- [EXCERPTED PASSAGE]:
※

West American Insurance Company v. Park, Suzanne Suzanne Park

933 F.2d 1236, 1991 U.S. App. LEXIS 10751, 1991 WL 86892
CourtCourt of Appeals for the Third Circuit
DecidedMay 29, 1991
Docket90-1490
StatusPublished
Cited by27 cases

This text of 933 F.2d 1236 (West American Insurance Company v. Park, Suzanne Suzanne Park) is published on Counsel Stack Legal Research, covering Court of Appeals for the Third Circuit primary law. Counsel Stack provides free access to over 12 million legal documents including statutes, case law, regulations, and constitutions.

Bluebook
West American Insurance Company v. Park, Suzanne Suzanne Park, 933 F.2d 1236, 1991 U.S. App. LEXIS 10751, 1991 WL 86892 (3d Cir. 1991).

Opinions

OPINION OF THE COURT

STAPLETON, Circuit Judge.

In this diversity of citizenship, declaratory judgment action, appellee-plaintiff West American Insurance Company asks us to predict that the Supreme Court of Pennsylvania would not enforce the terms of a policy that West American wrote for appellant-defendant Suzanne Park. West American argues that section 1736 of the Pennsylvania Motor Vehicle Financial Responsibility Law (“MVFRL”), 75 Pa.Cons.Stat. Ann. § 1736 (Purdon supp. 1990), prohibits the aggregation or “stacking” 1 of uninsured/underinsured motorist coverage to exceed the liability coverage carried by the insured, a proposition upon which Pennsylvania courts have not authoritatively ruled. On cross-motions for summary judgment, the district court determined that the Supreme Court of Pennsylvania would so hold and entered judgment for West American. The district courts that have considered the issue are split.2 Because we conclude that the Supreme Court of Pennsylvania would find West American estopped from challenging the legality of its own policy, we will reverse without considering whether the policy does in fact violate the MVFRL.

I.

※

- [DATA UNDER STUDY]:
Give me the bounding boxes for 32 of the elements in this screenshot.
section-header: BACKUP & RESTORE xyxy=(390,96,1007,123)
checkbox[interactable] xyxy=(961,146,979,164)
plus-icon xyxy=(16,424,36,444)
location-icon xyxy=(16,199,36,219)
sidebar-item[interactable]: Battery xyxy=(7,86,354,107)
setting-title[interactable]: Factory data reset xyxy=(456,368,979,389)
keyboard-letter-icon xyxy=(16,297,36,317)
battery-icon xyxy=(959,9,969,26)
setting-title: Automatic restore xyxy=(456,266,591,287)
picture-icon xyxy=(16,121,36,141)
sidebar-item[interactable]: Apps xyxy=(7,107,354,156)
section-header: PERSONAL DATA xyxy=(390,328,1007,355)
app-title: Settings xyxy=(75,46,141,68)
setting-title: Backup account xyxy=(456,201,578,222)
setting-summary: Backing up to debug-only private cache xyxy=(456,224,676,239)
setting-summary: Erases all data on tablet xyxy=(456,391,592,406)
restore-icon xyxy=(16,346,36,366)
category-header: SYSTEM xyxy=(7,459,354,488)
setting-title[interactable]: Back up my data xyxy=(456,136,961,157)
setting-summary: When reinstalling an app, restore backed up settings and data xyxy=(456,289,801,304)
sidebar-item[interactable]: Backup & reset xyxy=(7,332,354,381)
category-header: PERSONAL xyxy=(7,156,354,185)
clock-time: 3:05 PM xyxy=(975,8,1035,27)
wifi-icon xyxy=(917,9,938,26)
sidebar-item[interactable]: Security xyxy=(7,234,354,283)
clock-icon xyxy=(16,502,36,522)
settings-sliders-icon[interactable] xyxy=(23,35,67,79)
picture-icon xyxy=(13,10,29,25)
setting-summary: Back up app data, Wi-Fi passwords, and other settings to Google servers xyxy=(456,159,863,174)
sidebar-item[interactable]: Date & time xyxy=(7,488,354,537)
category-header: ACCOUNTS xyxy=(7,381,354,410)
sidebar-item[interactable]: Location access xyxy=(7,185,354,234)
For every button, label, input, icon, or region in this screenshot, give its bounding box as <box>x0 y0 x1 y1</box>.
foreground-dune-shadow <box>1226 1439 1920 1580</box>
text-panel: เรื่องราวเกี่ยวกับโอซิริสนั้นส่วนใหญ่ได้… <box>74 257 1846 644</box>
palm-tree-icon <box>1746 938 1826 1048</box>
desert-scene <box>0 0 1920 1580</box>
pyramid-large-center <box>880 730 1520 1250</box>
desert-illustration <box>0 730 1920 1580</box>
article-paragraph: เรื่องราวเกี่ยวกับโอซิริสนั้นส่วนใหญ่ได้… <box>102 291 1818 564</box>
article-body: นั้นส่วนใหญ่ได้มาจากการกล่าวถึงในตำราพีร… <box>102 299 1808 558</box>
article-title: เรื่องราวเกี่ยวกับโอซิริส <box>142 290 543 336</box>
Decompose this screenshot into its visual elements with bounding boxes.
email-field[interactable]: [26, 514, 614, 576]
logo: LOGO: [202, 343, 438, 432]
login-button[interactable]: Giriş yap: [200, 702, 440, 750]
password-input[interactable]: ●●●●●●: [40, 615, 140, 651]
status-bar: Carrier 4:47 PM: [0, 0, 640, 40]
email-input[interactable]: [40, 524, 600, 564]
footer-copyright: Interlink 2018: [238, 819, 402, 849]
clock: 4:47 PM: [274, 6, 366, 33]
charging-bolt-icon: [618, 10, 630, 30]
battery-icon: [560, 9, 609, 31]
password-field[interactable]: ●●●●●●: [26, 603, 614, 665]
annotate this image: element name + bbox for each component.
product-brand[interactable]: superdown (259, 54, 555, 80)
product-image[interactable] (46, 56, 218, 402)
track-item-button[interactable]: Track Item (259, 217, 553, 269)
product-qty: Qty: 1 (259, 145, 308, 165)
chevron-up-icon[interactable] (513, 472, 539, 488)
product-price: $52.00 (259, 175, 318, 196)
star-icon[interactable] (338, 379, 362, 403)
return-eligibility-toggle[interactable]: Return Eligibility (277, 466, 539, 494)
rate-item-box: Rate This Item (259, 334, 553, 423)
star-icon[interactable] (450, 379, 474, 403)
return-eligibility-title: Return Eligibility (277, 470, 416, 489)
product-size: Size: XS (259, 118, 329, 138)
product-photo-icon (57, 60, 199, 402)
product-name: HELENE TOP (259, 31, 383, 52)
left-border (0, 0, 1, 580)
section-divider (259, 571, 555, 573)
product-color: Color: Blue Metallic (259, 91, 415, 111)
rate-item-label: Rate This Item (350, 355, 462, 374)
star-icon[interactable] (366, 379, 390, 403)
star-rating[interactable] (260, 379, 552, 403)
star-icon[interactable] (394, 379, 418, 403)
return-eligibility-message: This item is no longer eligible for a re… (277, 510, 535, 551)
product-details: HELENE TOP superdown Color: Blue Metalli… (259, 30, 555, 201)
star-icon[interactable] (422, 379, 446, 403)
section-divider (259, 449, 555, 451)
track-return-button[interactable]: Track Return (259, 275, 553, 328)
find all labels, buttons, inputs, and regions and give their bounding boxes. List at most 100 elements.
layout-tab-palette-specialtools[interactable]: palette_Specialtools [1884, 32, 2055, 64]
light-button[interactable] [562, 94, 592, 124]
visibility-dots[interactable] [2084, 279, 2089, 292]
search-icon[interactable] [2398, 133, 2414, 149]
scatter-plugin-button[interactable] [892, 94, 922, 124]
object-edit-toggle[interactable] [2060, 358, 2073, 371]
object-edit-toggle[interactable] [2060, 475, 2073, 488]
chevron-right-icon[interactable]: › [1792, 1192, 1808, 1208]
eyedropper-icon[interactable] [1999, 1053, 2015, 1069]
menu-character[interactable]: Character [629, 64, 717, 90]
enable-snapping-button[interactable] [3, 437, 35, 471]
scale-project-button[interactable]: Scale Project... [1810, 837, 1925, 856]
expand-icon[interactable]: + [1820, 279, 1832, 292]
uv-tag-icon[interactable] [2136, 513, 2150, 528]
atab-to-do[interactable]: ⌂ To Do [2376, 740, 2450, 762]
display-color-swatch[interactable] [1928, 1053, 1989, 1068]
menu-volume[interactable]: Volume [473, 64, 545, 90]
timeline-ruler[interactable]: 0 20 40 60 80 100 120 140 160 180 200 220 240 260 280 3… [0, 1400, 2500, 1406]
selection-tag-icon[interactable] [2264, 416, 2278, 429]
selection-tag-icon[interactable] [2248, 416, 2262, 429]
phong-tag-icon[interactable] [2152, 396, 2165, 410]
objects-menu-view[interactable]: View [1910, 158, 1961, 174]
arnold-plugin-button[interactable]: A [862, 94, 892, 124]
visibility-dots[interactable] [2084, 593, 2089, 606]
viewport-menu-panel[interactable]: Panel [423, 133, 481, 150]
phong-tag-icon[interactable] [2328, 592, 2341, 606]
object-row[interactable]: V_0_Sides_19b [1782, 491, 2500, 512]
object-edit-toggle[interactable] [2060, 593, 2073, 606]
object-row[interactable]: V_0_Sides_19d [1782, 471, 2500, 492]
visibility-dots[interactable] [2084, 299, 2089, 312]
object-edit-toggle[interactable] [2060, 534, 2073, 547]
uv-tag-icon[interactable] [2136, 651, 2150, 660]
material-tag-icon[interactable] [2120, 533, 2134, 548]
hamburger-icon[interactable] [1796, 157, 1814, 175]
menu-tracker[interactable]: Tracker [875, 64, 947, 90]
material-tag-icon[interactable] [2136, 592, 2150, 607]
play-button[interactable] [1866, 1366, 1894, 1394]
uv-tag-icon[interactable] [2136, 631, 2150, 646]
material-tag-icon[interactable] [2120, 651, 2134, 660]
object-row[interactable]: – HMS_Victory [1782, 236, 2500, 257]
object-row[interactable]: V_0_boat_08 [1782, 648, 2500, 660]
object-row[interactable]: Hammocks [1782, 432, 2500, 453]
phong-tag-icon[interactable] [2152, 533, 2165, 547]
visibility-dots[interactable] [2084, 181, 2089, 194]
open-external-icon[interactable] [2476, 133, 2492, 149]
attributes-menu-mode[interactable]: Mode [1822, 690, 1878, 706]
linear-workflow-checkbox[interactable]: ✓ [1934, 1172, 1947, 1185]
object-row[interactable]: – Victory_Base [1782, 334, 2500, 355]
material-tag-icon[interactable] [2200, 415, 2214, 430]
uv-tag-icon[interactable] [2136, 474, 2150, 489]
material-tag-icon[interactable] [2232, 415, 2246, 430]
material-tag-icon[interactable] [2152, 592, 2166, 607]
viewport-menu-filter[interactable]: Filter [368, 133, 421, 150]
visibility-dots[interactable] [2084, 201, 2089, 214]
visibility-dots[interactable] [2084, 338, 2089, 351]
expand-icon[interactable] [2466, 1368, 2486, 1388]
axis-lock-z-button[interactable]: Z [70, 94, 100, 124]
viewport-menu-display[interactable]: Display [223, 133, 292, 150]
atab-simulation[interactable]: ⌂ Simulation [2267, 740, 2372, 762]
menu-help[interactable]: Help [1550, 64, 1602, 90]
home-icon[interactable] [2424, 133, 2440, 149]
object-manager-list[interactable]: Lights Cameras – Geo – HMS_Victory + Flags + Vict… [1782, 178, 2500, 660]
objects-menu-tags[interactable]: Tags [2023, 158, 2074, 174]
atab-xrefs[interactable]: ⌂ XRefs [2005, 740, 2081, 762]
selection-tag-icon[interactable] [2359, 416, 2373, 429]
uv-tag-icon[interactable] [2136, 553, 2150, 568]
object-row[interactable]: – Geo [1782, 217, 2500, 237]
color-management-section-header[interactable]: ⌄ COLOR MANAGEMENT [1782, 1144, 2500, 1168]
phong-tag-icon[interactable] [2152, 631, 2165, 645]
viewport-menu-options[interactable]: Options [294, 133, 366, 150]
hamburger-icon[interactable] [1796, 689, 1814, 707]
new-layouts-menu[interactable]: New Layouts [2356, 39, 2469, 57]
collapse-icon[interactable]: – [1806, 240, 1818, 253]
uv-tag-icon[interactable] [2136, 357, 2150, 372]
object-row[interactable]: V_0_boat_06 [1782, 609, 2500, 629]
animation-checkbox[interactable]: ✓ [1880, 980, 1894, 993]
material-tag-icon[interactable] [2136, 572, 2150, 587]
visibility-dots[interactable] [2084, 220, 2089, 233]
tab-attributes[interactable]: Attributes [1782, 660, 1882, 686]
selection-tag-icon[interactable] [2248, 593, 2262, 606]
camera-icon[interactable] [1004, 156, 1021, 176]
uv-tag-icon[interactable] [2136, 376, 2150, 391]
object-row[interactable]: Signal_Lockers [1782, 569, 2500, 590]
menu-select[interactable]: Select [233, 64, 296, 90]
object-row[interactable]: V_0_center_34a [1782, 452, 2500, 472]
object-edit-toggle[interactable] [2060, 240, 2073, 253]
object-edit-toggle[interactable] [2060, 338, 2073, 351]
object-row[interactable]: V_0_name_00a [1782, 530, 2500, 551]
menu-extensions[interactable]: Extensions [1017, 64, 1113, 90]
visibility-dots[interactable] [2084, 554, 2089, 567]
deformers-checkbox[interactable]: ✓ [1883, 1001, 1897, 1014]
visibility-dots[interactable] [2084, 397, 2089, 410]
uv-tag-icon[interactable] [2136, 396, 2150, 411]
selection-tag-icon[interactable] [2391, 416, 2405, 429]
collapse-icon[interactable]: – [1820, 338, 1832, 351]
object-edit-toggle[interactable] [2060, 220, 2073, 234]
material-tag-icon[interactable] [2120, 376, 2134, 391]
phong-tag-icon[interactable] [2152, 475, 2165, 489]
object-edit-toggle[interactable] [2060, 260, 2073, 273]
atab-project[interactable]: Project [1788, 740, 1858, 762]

※

- [WHAT TO DO]:
1. Answer these questions about the West American Insurance v. Park opinion:
(a) Which court decided the case, and on what date?
(b) Which circuit judge wrote the opinion of the court?
(c) On cross-motions for summary judgment, what did the district court determine, and for whom did it enter judgment?
2. Continue the West American Insurance v. Park opinion by writing the section that follows the heading "I."

- [ANSWERS FOR THE TASKS]:
1.
(a) The Court of Appeals for the Third Circuit decided it on May 29, 1991.
(b) Stapleton, Circuit Judge.
(c) It determined that the Supreme Court of Pennsylvania would hold that section 1736 of the MVFRL prohibits stacking uninsured/underinsured motorist coverage to exceed the insured's liability coverage, and it entered judgment for West American.

2.
Factual Background and Contentions of the Parties

The following facts have been stipulated. On June 3, 1988, Suzanne Park was operating her husband’s 1986 Mercury Topaz automobile when she was allegedly injured by an uninsured motorist. At that time the Mercury was insured under a West American policy which also covered her husband’s 1983 Ford Escort. The policy had a limit of coverage for liability to third persons of $100,000 and also provided uninsured/underinsured motorist coverage of $100,000 for each vehicle. West American charged separate premiums for the uninsured/underinsured motorist coverage for each automobile.

After the accident, Suzanne Park initiated a claim against West American for uninsured motorist benefits. On February 22, 1990, West American, a California corporation with its principal place of business in California, commenced this action in the district court seeking a declaratory judgment against Park, a citizen of Pennsylvania, as to the limits of uninsured motorist coverage under the policy.

Park claims that she may stack the $100,-000 worth of uninsured motorist coverage [1238]*1238provided for each of the vehicles so that she may potentially recover up to $200,000 of uninsured motorist coverage benefits. West American asserts that section 1736 of the MVFRL prevents Park from stacking the uninsured motorist coverage benefits to exceed the maximum amount available to third parties under the liability portion of the policy, i.e., $100,000. Section 1736 states that:

The [uninsured/underinsured motorist] coverages provided under this subchap-ter may be offered by insurers in amounts higher than those required by this chapter but may not be greater than the limits of liability specified in the bodily injury liability provisions of the insured’s policy.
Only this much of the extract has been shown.